<<<<

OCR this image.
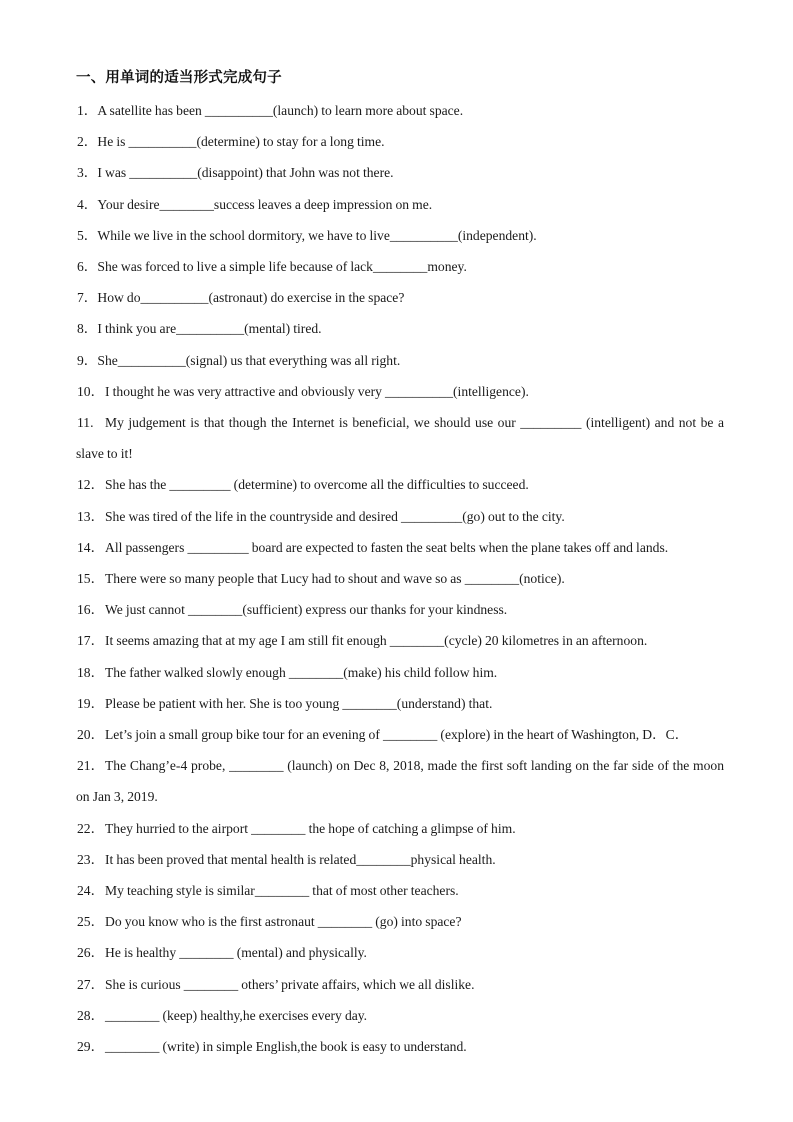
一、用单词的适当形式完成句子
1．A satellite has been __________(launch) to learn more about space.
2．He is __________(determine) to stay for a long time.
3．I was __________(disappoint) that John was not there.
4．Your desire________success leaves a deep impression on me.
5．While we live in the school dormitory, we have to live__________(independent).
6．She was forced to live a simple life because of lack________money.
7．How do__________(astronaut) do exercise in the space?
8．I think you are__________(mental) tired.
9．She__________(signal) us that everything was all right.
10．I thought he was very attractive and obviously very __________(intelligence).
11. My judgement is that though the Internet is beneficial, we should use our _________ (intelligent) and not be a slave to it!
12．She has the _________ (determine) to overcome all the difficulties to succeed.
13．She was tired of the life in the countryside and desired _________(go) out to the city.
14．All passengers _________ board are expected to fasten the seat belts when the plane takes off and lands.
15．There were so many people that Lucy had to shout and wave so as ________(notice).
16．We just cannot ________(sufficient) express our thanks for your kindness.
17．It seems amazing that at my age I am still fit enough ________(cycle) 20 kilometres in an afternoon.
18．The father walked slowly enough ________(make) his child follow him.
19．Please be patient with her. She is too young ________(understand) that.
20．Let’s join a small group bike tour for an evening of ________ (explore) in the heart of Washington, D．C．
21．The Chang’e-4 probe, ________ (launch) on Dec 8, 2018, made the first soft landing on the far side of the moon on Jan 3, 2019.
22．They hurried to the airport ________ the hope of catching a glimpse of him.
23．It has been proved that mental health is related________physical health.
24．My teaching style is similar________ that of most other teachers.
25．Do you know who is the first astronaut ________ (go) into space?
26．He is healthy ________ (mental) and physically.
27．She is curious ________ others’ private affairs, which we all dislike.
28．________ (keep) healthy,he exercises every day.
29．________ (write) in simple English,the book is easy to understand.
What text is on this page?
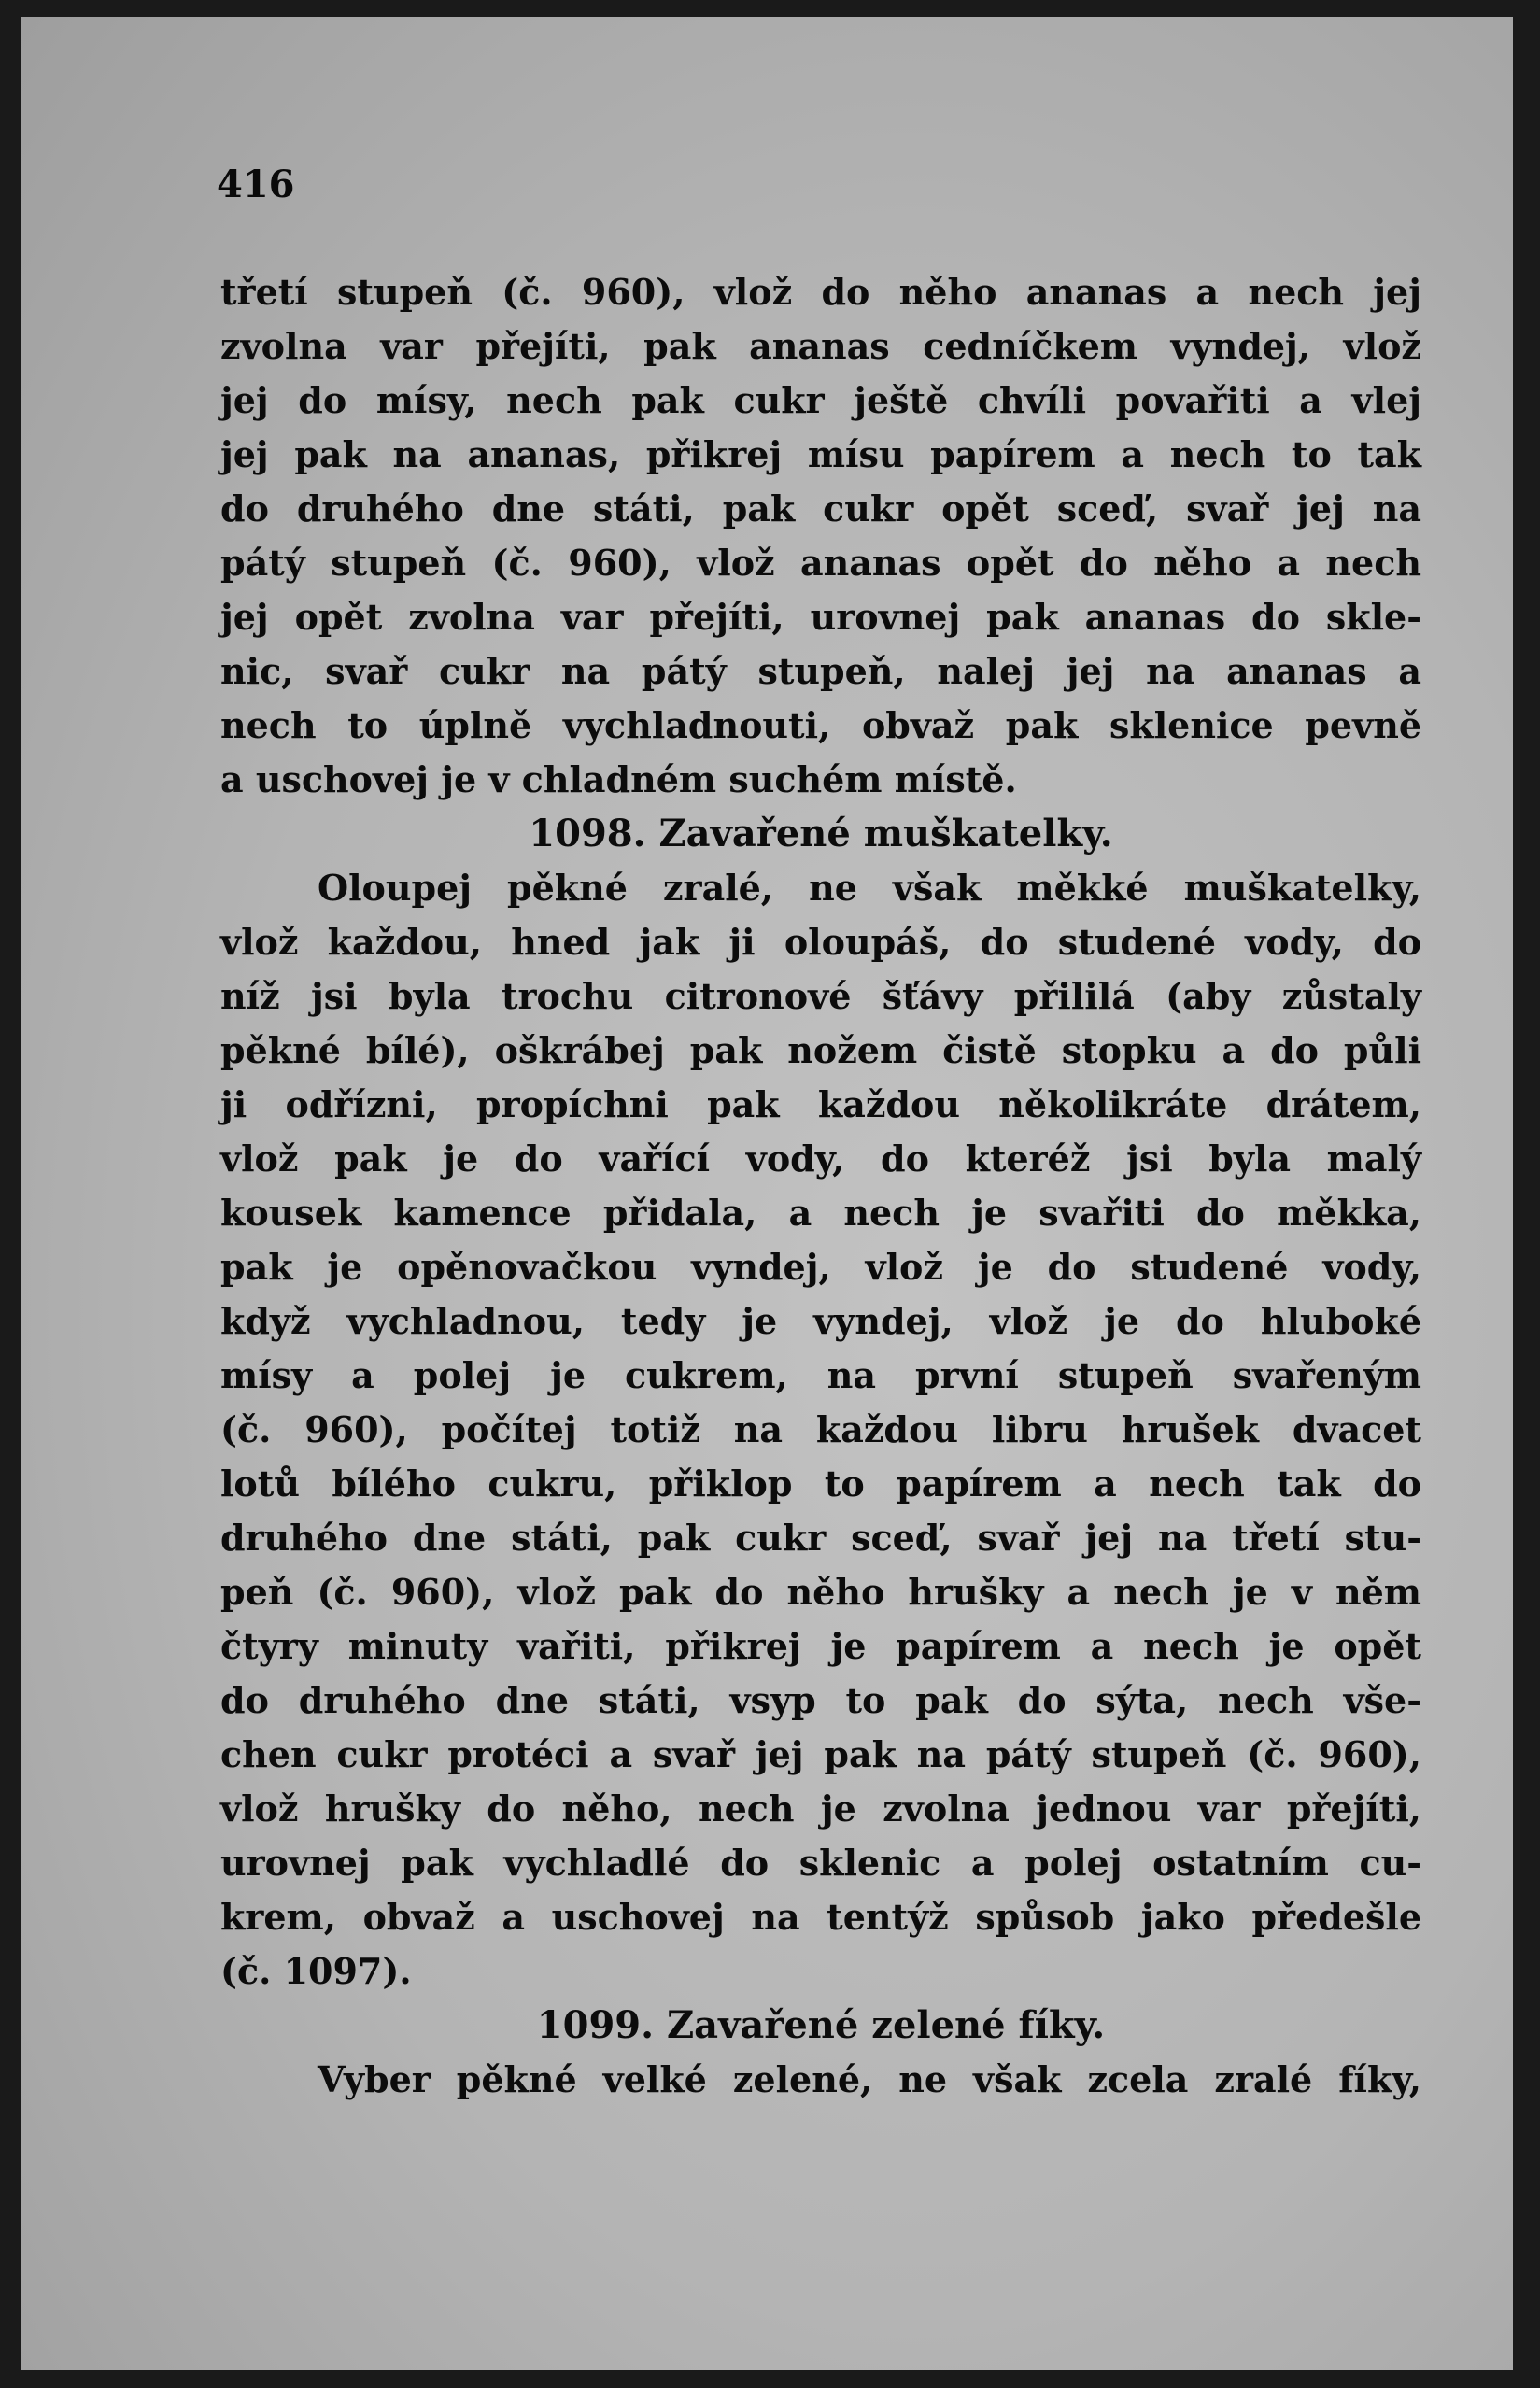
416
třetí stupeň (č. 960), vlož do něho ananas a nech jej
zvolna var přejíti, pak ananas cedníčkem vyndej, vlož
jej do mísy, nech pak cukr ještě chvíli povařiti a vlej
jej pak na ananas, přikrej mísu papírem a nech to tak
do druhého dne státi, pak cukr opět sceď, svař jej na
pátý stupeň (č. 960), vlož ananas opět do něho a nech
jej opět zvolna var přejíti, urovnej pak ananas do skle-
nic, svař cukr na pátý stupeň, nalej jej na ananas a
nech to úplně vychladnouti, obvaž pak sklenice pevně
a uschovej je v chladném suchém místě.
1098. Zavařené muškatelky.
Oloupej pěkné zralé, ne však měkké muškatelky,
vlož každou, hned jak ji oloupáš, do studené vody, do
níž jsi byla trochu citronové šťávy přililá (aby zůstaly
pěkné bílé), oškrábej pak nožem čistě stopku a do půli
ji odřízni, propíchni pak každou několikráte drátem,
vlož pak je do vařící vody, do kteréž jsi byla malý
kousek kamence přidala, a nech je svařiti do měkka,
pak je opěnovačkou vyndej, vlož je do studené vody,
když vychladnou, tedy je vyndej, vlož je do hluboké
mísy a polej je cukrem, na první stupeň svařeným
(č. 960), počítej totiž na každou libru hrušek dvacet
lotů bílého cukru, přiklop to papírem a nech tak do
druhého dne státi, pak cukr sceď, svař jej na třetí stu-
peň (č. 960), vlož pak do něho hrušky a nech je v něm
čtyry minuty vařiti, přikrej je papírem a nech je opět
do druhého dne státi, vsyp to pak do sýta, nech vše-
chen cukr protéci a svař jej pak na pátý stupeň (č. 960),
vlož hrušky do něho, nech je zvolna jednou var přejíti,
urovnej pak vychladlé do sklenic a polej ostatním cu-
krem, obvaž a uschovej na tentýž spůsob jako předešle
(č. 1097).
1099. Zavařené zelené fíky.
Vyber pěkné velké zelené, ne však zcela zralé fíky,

>>>>
<<<<

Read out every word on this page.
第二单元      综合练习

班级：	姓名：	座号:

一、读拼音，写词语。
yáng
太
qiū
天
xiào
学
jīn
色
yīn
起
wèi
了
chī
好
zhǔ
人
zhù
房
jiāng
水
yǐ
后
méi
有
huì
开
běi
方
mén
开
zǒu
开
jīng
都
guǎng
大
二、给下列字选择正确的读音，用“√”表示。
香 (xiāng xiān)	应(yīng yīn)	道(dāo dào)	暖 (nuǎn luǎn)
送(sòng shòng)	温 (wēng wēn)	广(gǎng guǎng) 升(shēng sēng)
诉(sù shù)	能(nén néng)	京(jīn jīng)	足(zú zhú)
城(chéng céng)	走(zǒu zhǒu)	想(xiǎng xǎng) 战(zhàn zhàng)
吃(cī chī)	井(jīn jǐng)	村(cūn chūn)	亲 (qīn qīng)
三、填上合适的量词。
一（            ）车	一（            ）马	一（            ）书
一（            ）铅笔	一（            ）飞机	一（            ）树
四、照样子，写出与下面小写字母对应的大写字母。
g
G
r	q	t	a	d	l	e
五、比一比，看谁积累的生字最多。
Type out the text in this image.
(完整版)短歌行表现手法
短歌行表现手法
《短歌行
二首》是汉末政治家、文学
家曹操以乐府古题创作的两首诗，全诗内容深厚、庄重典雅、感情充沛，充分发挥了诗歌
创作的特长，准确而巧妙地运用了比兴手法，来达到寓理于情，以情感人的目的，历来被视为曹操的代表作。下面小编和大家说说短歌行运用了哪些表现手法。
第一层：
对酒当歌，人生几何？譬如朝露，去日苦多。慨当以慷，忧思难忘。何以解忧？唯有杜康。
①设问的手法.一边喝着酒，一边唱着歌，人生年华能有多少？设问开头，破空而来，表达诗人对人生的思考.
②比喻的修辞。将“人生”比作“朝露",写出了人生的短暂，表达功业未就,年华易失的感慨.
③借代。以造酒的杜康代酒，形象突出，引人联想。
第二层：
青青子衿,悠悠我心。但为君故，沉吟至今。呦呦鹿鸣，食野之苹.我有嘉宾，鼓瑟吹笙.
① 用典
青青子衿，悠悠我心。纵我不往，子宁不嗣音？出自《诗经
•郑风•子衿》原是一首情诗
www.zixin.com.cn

>>>>

Copy each line holding the word "opět" from the listing above.

§ **Result of the exercise**:
do druhého dne státi, pak cukr opět sceď, svař jej na
pátý stupeň (č. 960), vlož ananas opět do něho a nech
jej opět zvolna var přejíti, urovnej pak ananas do skle-
čtyry minuty vařiti, přikrej je papírem a nech je opět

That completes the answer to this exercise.